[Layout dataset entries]
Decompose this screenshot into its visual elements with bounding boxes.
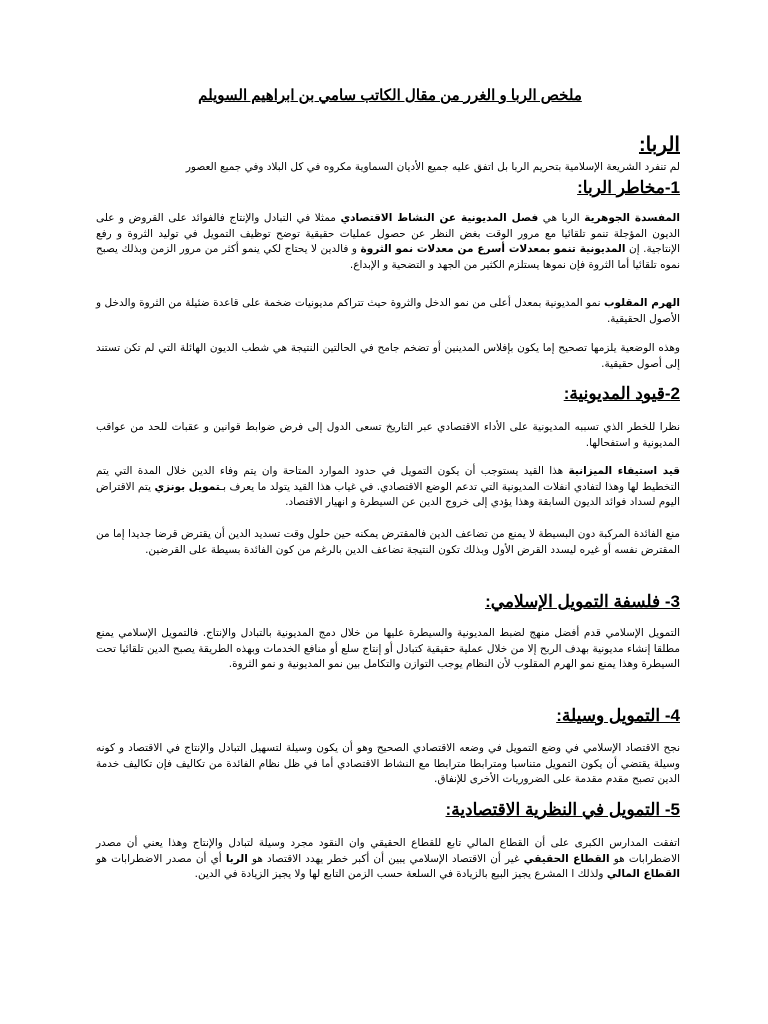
section-heading-1: 1-مخاطر الربا: — [577, 178, 680, 197]
text-run: الربا هي — [538, 212, 585, 224]
section-2-paragraph-2 — [96, 464, 680, 511]
section-4-paragraph-1 — [96, 741, 680, 788]
text-run: نظرا للخطر الذي تسببه المديونية على الأداء الاقتصادي عبر التاريخ تسعى الدول إلى فرض ضوابط قوانين و عقبات للحد من عواقب المديونية و استفحالها. — [96, 421, 680, 449]
main-heading: الربا: — [638, 134, 680, 156]
text-run: التمويل الإسلامي قدم أفضل منهج لضبط المديونية والسيطرة عليها من خلال دمج المديونية بالتبادل والإنتاج. فالتمويل الإسلامي يمنع مطلقا إنشاء مديونية بهدف الربح إلا من خلال عملية حقيقية كتبادل أو إنتاج سلع أو منافع الخدمات وبهذه الطريقة يصبح الدين تلقائيا تحت السيطرة وهذا يمنع نمو الهرم المقلوب لأن النظام يوجب التوازن والتكامل بين نمو المديونية و نمو الثروة. — [96, 627, 680, 670]
bold-term: المفسدة الجوهرية — [584, 212, 680, 224]
bold-term: الربا — [225, 852, 248, 865]
text-run: نجح الاقتصاد الإسلامي في وضع التمويل في وضعه الاقتصادي الصحيح وهو أن يكون وسيلة لتسهيل التبادل والإنتاج في الاقتصاد و كونه وسيلة يقتضي أن يكون التمويل متناسبا ومترابطا مترابطا مع النشاط الاقتصادي أما في ظل نظام الفائدة من تكاليف فإن تكاليف خدمة الدين تصبح مقدم مقدمة على الضروريات الأخرى للإنفاق. — [96, 742, 680, 785]
section-1-paragraph-3 — [96, 341, 680, 372]
section-2-paragraph-1 — [96, 420, 680, 451]
intro-paragraph: لم تنفرد الشريعة الإسلامية بتحريم الربا بل اتفق عليه جميع الأديان السماوية مكروه في كل البلاد وفي جميع العصور — [185, 161, 680, 173]
document-title: ملخص الربا و الغرر من مقال الكاتب سامي بن ابراهيم السويلم — [198, 87, 582, 104]
text-run: ممثلا في التبادل والإنتاج فالفوائد على القروض و على الديون المؤجلة تنمو تلقائيا مع مرور الوقت بغض النظر عن حصول عمليات حقيقية توضح توظيف التمويل في توليد الثروة و رفع الإنتاجية. إن — [96, 212, 680, 255]
text-run: منع الفائدة المركبة دون البسيطة لا يمنع من تضاعف الدين فالمقترض يمكنه حين حلول وقت تسديد الدين أن يقترض قرضا جديدا إما من المقترض نفسه أو غيره ليسدد القرض الأول وبذلك تكون النتيجة تضاعف الدين بالرغم من كون الفائدة بسيطة على القرضين. — [96, 528, 680, 556]
text-run: أي أن مصدر الاضطرابات هو — [96, 852, 226, 865]
bold-term: القطاع المالي — [606, 868, 680, 880]
text-run: يتم الاقتراض اليوم لسداد فوائد الديون السابقة وهذا يؤدي إلى خروج الدين عن السيطرة و انهيار الاقتصاد. — [96, 480, 680, 508]
section-3-paragraph-1 — [96, 626, 680, 673]
text-run: وهذه الوضعية يلزمها تصحيح إما يكون بإفلاس المدينين أو تضخم جامح في الحالتين النتيجة هي شطب الديون الهائلة التي لم تكن تستند إلى أصول حقيقية. — [96, 342, 680, 370]
text-run: اتفقت المدارس الكبرى على أن القطاع المالي تابع للقطاع الحقيقي وان النقود مجرد وسيلة لتبادل والإنتاج وهذا يعني أن مصدر الاضطرابات هو — [96, 837, 680, 865]
text-run: غير أن الاقتصاد الإسلامي يبين أن أكبر خطر يهدد الاقتصاد هو — [247, 852, 524, 865]
section-2-paragraph-3 — [96, 527, 680, 558]
section-heading-3: 3- فلسفة التمويل الإسلامي: — [485, 592, 680, 611]
section-heading-4: 4- التمويل وسيلة: — [556, 706, 680, 725]
text-run: هذا القيد يستوجب أن يكون التمويل في حدود الموارد المتاحة وان يتم وفاء الدين خلال المدة التي يتم التخطيط لها وهذا لتفادي انفلات المديونية التي تدعم الوضع الاقتصادي. في غياب هذا القيد يتولد ما يعرف بـ — [96, 465, 680, 493]
text-run: و فالدين لا يحتاج لكي ينمو أكثر من مرور الزمن وبذلك يصبح نموه تلقائيا أما الثروة فإن نموها يستلزم الكثير من الجهد و التضحية و الإبداع. — [96, 243, 680, 271]
section-heading-5: 5- التمويل في النظرية الاقتصادية: — [445, 800, 680, 819]
bold-term: المديونية تنمو بمعدلات أسرع من معدلات نمو الثروة — [360, 243, 626, 255]
bold-term: الهرم المقلوب — [603, 297, 680, 309]
bold-term: قيد استيفاء الميزانية — [568, 465, 680, 477]
bold-term: تمويل بونزي — [154, 480, 221, 493]
section-5-paragraph-1 — [96, 836, 680, 883]
section-heading-2: 2-قيود المديونية: — [563, 384, 680, 403]
section-1-paragraph-1 — [96, 211, 680, 273]
bold-term: فصل المديونية عن النشاط الاقتصادي — [340, 212, 539, 224]
bold-term: القطاع الحقيقي — [523, 852, 610, 865]
text-run: ولذلك ا المشرع يجيز البيع بالزيادة في السلعة حسب الزمن التابع لها ولا يجيز الزيادة في الدين. — [194, 868, 607, 880]
text-run: نمو المديونية بمعدل أعلى من نمو الدخل والثروة حيث تتراكم مديونيات ضخمة على قاعدة ضئيلة من الثروة والدخل و الأصول الحقيقية. — [96, 297, 680, 325]
section-1-paragraph-2 — [96, 296, 680, 327]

§ WHAT YOU NEED TO DO:
Rewrite the items above with "screenshot" switched to "page", leaving the pictures out and everything else unchanged.

§ THE REPLY:
Decompose this page into its visual elements with bounding boxes.
section-heading-1: 1-مخاطر الربا: — [577, 178, 680, 197]
text-run: الربا هي — [538, 212, 585, 224]
section-2-paragraph-2 — [96, 464, 680, 511]
section-4-paragraph-1 — [96, 741, 680, 788]
text-run: نظرا للخطر الذي تسببه المديونية على الأداء الاقتصادي عبر التاريخ تسعى الدول إلى فرض ضوابط قوانين و عقبات للحد من عواقب المديونية و استفحالها. — [96, 421, 680, 449]
main-heading: الربا: — [638, 134, 680, 156]
text-run: التمويل الإسلامي قدم أفضل منهج لضبط المديونية والسيطرة عليها من خلال دمج المديونية بالتبادل والإنتاج. فالتمويل الإسلامي يمنع مطلقا إنشاء مديونية بهدف الربح إلا من خلال عملية حقيقية كتبادل أو إنتاج سلع أو منافع الخدمات وبهذه الطريقة يصبح الدين تلقائيا تحت السيطرة وهذا يمنع نمو الهرم المقلوب لأن النظام يوجب التوازن والتكامل بين نمو المديونية و نمو الثروة. — [96, 627, 680, 670]
bold-term: المفسدة الجوهرية — [584, 212, 680, 224]
bold-term: الربا — [225, 852, 248, 865]
text-run: نجح الاقتصاد الإسلامي في وضع التمويل في وضعه الاقتصادي الصحيح وهو أن يكون وسيلة لتسهيل التبادل والإنتاج في الاقتصاد و كونه وسيلة يقتضي أن يكون التمويل متناسبا ومترابطا مترابطا مع النشاط الاقتصادي أما في ظل نظام الفائدة من تكاليف فإن تكاليف خدمة الدين تصبح مقدم مقدمة على الضروريات الأخرى للإنفاق. — [96, 742, 680, 785]
section-1-paragraph-3 — [96, 341, 680, 372]
section-2-paragraph-1 — [96, 420, 680, 451]
intro-paragraph: لم تنفرد الشريعة الإسلامية بتحريم الربا بل اتفق عليه جميع الأديان السماوية مكروه في كل البلاد وفي جميع العصور — [185, 161, 680, 173]
document-title: ملخص الربا و الغرر من مقال الكاتب سامي بن ابراهيم السويلم — [198, 87, 582, 104]
text-run: ممثلا في التبادل والإنتاج فالفوائد على القروض و على الديون المؤجلة تنمو تلقائيا مع مرور الوقت بغض النظر عن حصول عمليات حقيقية توضح توظيف التمويل في توليد الثروة و رفع الإنتاجية. إن — [96, 212, 680, 255]
text-run: منع الفائدة المركبة دون البسيطة لا يمنع من تضاعف الدين فالمقترض يمكنه حين حلول وقت تسديد الدين أن يقترض قرضا جديدا إما من المقترض نفسه أو غيره ليسدد القرض الأول وبذلك تكون النتيجة تضاعف الدين بالرغم من كون الفائدة بسيطة على القرضين. — [96, 528, 680, 556]
text-run: أي أن مصدر الاضطرابات هو — [96, 852, 226, 865]
bold-term: القطاع المالي — [606, 868, 680, 880]
text-run: يتم الاقتراض اليوم لسداد فوائد الديون السابقة وهذا يؤدي إلى خروج الدين عن السيطرة و انهيار الاقتصاد. — [96, 480, 680, 508]
section-3-paragraph-1 — [96, 626, 680, 673]
text-run: وهذه الوضعية يلزمها تصحيح إما يكون بإفلاس المدينين أو تضخم جامح في الحالتين النتيجة هي شطب الديون الهائلة التي لم تكن تستند إلى أصول حقيقية. — [96, 342, 680, 370]
text-run: اتفقت المدارس الكبرى على أن القطاع المالي تابع للقطاع الحقيقي وان النقود مجرد وسيلة لتبادل والإنتاج وهذا يعني أن مصدر الاضطرابات هو — [96, 837, 680, 865]
text-run: غير أن الاقتصاد الإسلامي يبين أن أكبر خطر يهدد الاقتصاد هو — [247, 852, 524, 865]
section-2-paragraph-3 — [96, 527, 680, 558]
section-heading-3: 3- فلسفة التمويل الإسلامي: — [485, 592, 680, 611]
section-heading-4: 4- التمويل وسيلة: — [556, 706, 680, 725]
text-run: هذا القيد يستوجب أن يكون التمويل في حدود الموارد المتاحة وان يتم وفاء الدين خلال المدة التي يتم التخطيط لها وهذا لتفادي انفلات المديونية التي تدعم الوضع الاقتصادي. في غياب هذا القيد يتولد ما يعرف بـ — [96, 465, 680, 493]
text-run: و فالدين لا يحتاج لكي ينمو أكثر من مرور الزمن وبذلك يصبح نموه تلقائيا أما الثروة فإن نموها يستلزم الكثير من الجهد و التضحية و الإبداع. — [96, 243, 680, 271]
section-heading-5: 5- التمويل في النظرية الاقتصادية: — [445, 800, 680, 819]
bold-term: المديونية تنمو بمعدلات أسرع من معدلات نمو الثروة — [360, 243, 626, 255]
bold-term: الهرم المقلوب — [603, 297, 680, 309]
bold-term: قيد استيفاء الميزانية — [568, 465, 680, 477]
bold-term: تمويل بونزي — [154, 480, 221, 493]
section-5-paragraph-1 — [96, 836, 680, 883]
section-heading-2: 2-قيود المديونية: — [563, 384, 680, 403]
section-1-paragraph-1 — [96, 211, 680, 273]
bold-term: فصل المديونية عن النشاط الاقتصادي — [340, 212, 539, 224]
bold-term: القطاع الحقيقي — [523, 852, 610, 865]
text-run: ولذلك ا المشرع يجيز البيع بالزيادة في السلعة حسب الزمن التابع لها ولا يجيز الزيادة في الدين. — [194, 868, 607, 880]
text-run: نمو المديونية بمعدل أعلى من نمو الدخل والثروة حيث تتراكم مديونيات ضخمة على قاعدة ضئيلة من الثروة والدخل و الأصول الحقيقية. — [96, 297, 680, 325]
section-1-paragraph-2 — [96, 296, 680, 327]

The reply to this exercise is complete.